__INPUT DATA__:
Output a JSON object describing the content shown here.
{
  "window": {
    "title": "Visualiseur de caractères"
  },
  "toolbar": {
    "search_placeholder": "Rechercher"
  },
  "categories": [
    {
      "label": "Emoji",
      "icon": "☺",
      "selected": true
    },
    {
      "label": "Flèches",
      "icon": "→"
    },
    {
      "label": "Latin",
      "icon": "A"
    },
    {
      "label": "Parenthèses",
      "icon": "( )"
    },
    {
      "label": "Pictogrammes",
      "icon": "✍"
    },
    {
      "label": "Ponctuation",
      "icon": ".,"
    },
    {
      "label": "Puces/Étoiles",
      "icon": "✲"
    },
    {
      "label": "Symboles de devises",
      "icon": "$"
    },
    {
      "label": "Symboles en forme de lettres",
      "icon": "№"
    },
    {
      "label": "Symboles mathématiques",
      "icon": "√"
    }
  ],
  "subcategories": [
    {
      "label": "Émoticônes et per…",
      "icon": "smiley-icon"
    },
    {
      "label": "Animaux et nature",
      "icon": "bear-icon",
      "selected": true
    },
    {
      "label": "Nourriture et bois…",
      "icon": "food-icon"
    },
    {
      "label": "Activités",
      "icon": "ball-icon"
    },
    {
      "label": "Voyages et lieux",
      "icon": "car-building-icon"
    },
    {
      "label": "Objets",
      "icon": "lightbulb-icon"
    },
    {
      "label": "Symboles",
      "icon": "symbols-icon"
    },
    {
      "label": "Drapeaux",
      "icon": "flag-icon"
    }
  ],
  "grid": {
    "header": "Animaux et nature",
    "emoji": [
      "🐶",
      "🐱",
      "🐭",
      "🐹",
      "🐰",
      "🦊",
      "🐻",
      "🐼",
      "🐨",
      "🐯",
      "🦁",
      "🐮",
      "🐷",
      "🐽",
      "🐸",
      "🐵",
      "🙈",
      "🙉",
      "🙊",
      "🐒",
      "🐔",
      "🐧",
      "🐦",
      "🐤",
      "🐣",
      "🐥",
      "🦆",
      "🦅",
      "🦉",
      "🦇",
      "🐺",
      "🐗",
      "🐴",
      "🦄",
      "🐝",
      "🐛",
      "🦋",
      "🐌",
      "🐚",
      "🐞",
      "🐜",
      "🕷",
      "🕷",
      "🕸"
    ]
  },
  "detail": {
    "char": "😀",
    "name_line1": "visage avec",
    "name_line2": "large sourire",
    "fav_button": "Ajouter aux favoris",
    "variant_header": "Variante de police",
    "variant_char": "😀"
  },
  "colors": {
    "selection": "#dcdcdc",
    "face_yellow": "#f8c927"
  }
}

__WHAT YOU SHOULD DO__: From the listing above, copy every line that includes the word "nature".

__ANSWER TO THE TASK__:
      "label": "Animaux et nature",
    "header": "Animaux et nature",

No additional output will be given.